++++ WORKING DATA ++++

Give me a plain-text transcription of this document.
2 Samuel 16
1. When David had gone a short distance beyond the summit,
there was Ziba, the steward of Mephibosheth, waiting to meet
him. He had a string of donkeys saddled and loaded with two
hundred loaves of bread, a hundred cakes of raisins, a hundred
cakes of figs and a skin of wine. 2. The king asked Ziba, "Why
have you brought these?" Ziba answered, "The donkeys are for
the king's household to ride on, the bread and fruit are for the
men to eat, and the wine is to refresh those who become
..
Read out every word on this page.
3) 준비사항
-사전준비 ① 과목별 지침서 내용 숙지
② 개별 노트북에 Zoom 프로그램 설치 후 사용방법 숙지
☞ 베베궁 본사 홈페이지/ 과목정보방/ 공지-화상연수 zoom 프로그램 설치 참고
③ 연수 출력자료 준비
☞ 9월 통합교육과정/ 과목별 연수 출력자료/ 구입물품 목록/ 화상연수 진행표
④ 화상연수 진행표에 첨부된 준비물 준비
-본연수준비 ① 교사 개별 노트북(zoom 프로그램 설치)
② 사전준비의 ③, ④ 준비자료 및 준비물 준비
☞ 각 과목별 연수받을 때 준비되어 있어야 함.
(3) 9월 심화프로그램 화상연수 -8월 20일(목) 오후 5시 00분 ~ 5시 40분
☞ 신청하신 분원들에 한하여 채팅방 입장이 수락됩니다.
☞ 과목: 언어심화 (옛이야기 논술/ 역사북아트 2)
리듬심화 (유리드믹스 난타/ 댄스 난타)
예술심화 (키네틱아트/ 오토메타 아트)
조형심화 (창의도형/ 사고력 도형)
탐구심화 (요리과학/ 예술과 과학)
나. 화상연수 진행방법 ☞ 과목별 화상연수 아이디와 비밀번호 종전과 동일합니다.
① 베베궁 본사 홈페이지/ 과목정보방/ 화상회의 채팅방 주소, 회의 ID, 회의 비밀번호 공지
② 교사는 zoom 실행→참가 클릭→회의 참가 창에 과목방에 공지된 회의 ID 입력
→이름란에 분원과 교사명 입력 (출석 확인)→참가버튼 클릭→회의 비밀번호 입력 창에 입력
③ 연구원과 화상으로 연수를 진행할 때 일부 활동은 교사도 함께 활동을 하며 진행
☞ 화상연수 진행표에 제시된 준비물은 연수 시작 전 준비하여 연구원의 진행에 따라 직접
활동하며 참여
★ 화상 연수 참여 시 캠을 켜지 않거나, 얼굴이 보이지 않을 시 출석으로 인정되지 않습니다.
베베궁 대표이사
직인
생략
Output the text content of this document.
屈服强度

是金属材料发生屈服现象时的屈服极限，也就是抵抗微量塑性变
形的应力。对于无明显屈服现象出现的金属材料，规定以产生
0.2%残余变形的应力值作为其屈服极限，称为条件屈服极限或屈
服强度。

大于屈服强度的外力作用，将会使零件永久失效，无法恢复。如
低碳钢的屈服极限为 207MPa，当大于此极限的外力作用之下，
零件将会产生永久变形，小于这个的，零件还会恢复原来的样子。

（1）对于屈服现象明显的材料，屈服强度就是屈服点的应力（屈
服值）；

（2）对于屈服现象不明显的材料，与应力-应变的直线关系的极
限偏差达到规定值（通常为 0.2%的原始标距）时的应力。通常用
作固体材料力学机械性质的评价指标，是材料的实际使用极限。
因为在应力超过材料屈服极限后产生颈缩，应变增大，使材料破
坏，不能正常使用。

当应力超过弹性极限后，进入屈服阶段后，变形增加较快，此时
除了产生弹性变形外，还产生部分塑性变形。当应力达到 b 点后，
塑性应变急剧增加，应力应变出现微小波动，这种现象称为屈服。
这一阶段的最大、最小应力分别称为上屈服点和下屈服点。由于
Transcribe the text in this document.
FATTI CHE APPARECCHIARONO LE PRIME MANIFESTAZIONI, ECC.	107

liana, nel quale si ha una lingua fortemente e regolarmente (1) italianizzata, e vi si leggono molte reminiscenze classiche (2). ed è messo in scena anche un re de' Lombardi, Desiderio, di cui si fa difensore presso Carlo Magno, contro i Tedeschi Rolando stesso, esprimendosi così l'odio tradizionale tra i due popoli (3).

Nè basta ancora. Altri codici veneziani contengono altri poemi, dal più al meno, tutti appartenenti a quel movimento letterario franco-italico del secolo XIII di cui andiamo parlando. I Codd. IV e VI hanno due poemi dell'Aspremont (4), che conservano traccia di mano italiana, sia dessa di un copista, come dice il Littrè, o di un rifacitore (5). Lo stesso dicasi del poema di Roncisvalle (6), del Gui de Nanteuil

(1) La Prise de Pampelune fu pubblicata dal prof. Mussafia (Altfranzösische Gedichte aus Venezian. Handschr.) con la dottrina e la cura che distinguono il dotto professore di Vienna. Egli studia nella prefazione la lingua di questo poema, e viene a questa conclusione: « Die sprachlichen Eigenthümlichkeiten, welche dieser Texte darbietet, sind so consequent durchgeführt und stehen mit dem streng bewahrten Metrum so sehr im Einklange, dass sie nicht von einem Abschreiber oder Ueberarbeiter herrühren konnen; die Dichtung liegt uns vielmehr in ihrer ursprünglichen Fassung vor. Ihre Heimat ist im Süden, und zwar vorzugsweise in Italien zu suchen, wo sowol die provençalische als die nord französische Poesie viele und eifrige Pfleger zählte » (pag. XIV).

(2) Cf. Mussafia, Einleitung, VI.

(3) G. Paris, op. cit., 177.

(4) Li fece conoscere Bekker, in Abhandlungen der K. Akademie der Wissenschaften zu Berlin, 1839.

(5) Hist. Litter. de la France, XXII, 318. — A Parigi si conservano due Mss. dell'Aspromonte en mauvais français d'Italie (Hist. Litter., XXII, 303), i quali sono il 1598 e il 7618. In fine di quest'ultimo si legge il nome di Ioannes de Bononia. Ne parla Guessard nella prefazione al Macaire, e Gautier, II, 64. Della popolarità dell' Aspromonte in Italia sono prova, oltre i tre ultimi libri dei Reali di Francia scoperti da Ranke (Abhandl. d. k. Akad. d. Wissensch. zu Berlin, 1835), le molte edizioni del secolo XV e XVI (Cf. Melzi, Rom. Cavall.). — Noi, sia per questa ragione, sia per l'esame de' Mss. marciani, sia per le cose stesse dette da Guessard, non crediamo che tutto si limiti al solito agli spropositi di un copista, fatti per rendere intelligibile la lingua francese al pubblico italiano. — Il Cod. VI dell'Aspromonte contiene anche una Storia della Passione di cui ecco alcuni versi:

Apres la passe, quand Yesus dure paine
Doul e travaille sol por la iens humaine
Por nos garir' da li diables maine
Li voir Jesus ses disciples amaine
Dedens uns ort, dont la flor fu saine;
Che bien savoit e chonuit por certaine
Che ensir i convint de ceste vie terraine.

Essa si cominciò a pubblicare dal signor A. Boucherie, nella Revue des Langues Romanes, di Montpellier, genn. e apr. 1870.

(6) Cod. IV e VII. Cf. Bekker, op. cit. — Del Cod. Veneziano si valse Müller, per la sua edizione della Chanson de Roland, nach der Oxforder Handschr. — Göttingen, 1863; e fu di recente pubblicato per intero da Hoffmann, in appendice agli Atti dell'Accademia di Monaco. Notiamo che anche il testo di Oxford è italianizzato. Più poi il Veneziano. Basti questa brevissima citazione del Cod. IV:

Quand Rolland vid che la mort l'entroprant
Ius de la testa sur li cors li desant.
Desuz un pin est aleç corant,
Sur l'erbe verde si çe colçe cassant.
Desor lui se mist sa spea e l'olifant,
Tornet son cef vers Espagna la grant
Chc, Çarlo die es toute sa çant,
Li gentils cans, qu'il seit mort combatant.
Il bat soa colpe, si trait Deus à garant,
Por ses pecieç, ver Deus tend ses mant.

++++

◆ **TO BE DONE**:
Word for word, write out all of the data above.

◆ **SOLUTION**:
Give me a plain-text transcription of this document.
2 Samuel 16
1. When David had gone a short distance beyond the summit,
there was Ziba, the steward of Mephibosheth, waiting to meet
him. He had a string of donkeys saddled and loaded with two
hundred loaves of bread, a hundred cakes of raisins, a hundred
cakes of figs and a skin of wine. 2. The king asked Ziba, "Why
have you brought these?" Ziba answered, "The donkeys are for
the king's household to ride on, the bread and fruit are for the
men to eat, and the wine is to refresh those who become
..
Read out every word on this page.
3) 준비사항
-사전준비 ① 과목별 지침서 내용 숙지
② 개별 노트북에 Zoom 프로그램 설치 후 사용방법 숙지
☞ 베베궁 본사 홈페이지/ 과목정보방/ 공지-화상연수 zoom 프로그램 설치 참고
③ 연수 출력자료 준비
☞ 9월 통합교육과정/ 과목별 연수 출력자료/ 구입물품 목록/ 화상연수 진행표
④ 화상연수 진행표에 첨부된 준비물 준비
-본연수준비 ① 교사 개별 노트북(zoom 프로그램 설치)
② 사전준비의 ③, ④ 준비자료 및 준비물 준비
☞ 각 과목별 연수받을 때 준비되어 있어야 함.
(3) 9월 심화프로그램 화상연수 -8월 20일(목) 오후 5시 00분 ~ 5시 40분
☞ 신청하신 분원들에 한하여 채팅방 입장이 수락됩니다.
☞ 과목: 언어심화 (옛이야기 논술/ 역사북아트 2)
리듬심화 (유리드믹스 난타/ 댄스 난타)
예술심화 (키네틱아트/ 오토메타 아트)
조형심화 (창의도형/ 사고력 도형)
탐구심화 (요리과학/ 예술과 과학)
나. 화상연수 진행방법 ☞ 과목별 화상연수 아이디와 비밀번호 종전과 동일합니다.
① 베베궁 본사 홈페이지/ 과목정보방/ 화상회의 채팅방 주소, 회의 ID, 회의 비밀번호 공지
② 교사는 zoom 실행→참가 클릭→회의 참가 창에 과목방에 공지된 회의 ID 입력
→이름란에 분원과 교사명 입력 (출석 확인)→참가버튼 클릭→회의 비밀번호 입력 창에 입력
③ 연구원과 화상으로 연수를 진행할 때 일부 활동은 교사도 함께 활동을 하며 진행
☞ 화상연수 진행표에 제시된 준비물은 연수 시작 전 준비하여 연구원의 진행에 따라 직접
활동하며 참여
★ 화상 연수 참여 시 캠을 켜지 않거나, 얼굴이 보이지 않을 시 출석으로 인정되지 않습니다.
베베궁 대표이사
직인
생략
Output the text content of this document.
屈服强度

是金属材料发生屈服现象时的屈服极限，也就是抵抗微量塑性变
形的应力。对于无明显屈服现象出现的金属材料，规定以产生
0.2%残余变形的应力值作为其屈服极限，称为条件屈服极限或屈
服强度。

大于屈服强度的外力作用，将会使零件永久失效，无法恢复。如
低碳钢的屈服极限为 207MPa，当大于此极限的外力作用之下，
零件将会产生永久变形，小于这个的，零件还会恢复原来的样子。

（1）对于屈服现象明显的材料，屈服强度就是屈服点的应力（屈
服值）；

（2）对于屈服现象不明显的材料，与应力-应变的直线关系的极
限偏差达到规定值（通常为 0.2%的原始标距）时的应力。通常用
作固体材料力学机械性质的评价指标，是材料的实际使用极限。
因为在应力超过材料屈服极限后产生颈缩，应变增大，使材料破
坏，不能正常使用。

当应力超过弹性极限后，进入屈服阶段后，变形增加较快，此时
除了产生弹性变形外，还产生部分塑性变形。当应力达到 b 点后，
塑性应变急剧增加，应力应变出现微小波动，这种现象称为屈服。
这一阶段的最大、最小应力分别称为上屈服点和下屈服点。由于
Transcribe the text in this document.
FATTI CHE APPARECCHIARONO LE PRIME MANIFESTAZIONI, ECC.	107

liana, nel quale si ha una lingua fortemente e regolarmente (1) italianizzata, e vi si leggono molte reminiscenze classiche (2). ed è messo in scena anche un re de' Lombardi, Desiderio, di cui si fa difensore presso Carlo Magno, contro i Tedeschi Rolando stesso, esprimendosi così l'odio tradizionale tra i due popoli (3).

Nè basta ancora. Altri codici veneziani contengono altri poemi, dal più al meno, tutti appartenenti a quel movimento letterario franco-italico del secolo XIII di cui andiamo parlando. I Codd. IV e VI hanno due poemi dell'Aspremont (4), che conservano traccia di mano italiana, sia dessa di un copista, come dice il Littrè, o di un rifacitore (5). Lo stesso dicasi del poema di Roncisvalle (6), del Gui de Nanteuil

(1) La Prise de Pampelune fu pubblicata dal prof. Mussafia (Altfranzösische Gedichte aus Venezian. Handschr.) con la dottrina e la cura che distinguono il dotto professore di Vienna. Egli studia nella prefazione la lingua di questo poema, e viene a questa conclusione: « Die sprachlichen Eigenthümlichkeiten, welche dieser Texte darbietet, sind so consequent durchgeführt und stehen mit dem streng bewahrten Metrum so sehr im Einklange, dass sie nicht von einem Abschreiber oder Ueberarbeiter herrühren konnen; die Dichtung liegt uns vielmehr in ihrer ursprünglichen Fassung vor. Ihre Heimat ist im Süden, und zwar vorzugsweise in Italien zu suchen, wo sowol die provençalische als die nord französische Poesie viele und eifrige Pfleger zählte » (pag. XIV).

(2) Cf. Mussafia, Einleitung, VI.

(3) G. Paris, op. cit., 177.

(4) Li fece conoscere Bekker, in Abhandlungen der K. Akademie der Wissenschaften zu Berlin, 1839.

(5) Hist. Litter. de la France, XXII, 318. — A Parigi si conservano due Mss. dell'Aspromonte en mauvais français d'Italie (Hist. Litter., XXII, 303), i quali sono il 1598 e il 7618. In fine di quest'ultimo si legge il nome di Ioannes de Bononia. Ne parla Guessard nella prefazione al Macaire, e Gautier, II, 64. Della popolarità dell' Aspromonte in Italia sono prova, oltre i tre ultimi libri dei Reali di Francia scoperti da Ranke (Abhandl. d. k. Akad. d. Wissensch. zu Berlin, 1835), le molte edizioni del secolo XV e XVI (Cf. Melzi, Rom. Cavall.). — Noi, sia per questa ragione, sia per l'esame de' Mss. marciani, sia per le cose stesse dette da Guessard, non crediamo che tutto si limiti al solito agli spropositi di un copista, fatti per rendere intelligibile la lingua francese al pubblico italiano. — Il Cod. VI dell'Aspromonte contiene anche una Storia della Passione di cui ecco alcuni versi:

Apres la passe, quand Yesus dure paine
Doul e travaille sol por la iens humaine
Por nos garir' da li diables maine
Li voir Jesus ses disciples amaine
Dedens uns ort, dont la flor fu saine;
Che bien savoit e chonuit por certaine
Che ensir i convint de ceste vie terraine.

Essa si cominciò a pubblicare dal signor A. Boucherie, nella Revue des Langues Romanes, di Montpellier, genn. e apr. 1870.

(6) Cod. IV e VII. Cf. Bekker, op. cit. — Del Cod. Veneziano si valse Müller, per la sua edizione della Chanson de Roland, nach der Oxforder Handschr. — Göttingen, 1863; e fu di recente pubblicato per intero da Hoffmann, in appendice agli Atti dell'Accademia di Monaco. Notiamo che anche il testo di Oxford è italianizzato. Più poi il Veneziano. Basti questa brevissima citazione del Cod. IV:

Quand Rolland vid che la mort l'entroprant
Ius de la testa sur li cors li desant.
Desuz un pin est aleç corant,
Sur l'erbe verde si çe colçe cassant.
Desor lui se mist sa spea e l'olifant,
Tornet son cef vers Espagna la grant
Chc, Çarlo die es toute sa çant,
Li gentils cans, qu'il seit mort combatant.
Il bat soa colpe, si trait Deus à garant,
Por ses pecieç, ver Deus tend ses mant.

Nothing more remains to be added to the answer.